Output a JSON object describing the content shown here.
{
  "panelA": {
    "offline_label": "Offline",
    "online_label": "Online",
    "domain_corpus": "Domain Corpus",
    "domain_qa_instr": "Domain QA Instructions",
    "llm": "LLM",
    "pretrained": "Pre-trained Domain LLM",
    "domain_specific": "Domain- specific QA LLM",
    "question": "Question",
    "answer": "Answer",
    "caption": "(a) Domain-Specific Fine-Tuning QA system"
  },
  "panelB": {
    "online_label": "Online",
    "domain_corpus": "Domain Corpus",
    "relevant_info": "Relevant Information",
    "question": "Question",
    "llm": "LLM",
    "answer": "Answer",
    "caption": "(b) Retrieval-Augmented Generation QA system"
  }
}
+ + +
Reproduce the data in full, exactly as presented.

* RESULT
Output a JSON object describing the content shown here.
{
  "panelA": {
    "offline_label": "Offline",
    "online_label": "Online",
    "domain_corpus": "Domain Corpus",
    "domain_qa_instr": "Domain QA Instructions",
    "llm": "LLM",
    "pretrained": "Pre-trained Domain LLM",
    "domain_specific": "Domain- specific QA LLM",
    "question": "Question",
    "answer": "Answer",
    "caption": "(a) Domain-Specific Fine-Tuning QA system"
  },
  "panelB": {
    "online_label": "Online",
    "domain_corpus": "Domain Corpus",
    "relevant_info": "Relevant Information",
    "question": "Question",
    "llm": "LLM",
    "answer": "Answer",
    "caption": "(b) Retrieval-Augmented Generation QA system"
  }
}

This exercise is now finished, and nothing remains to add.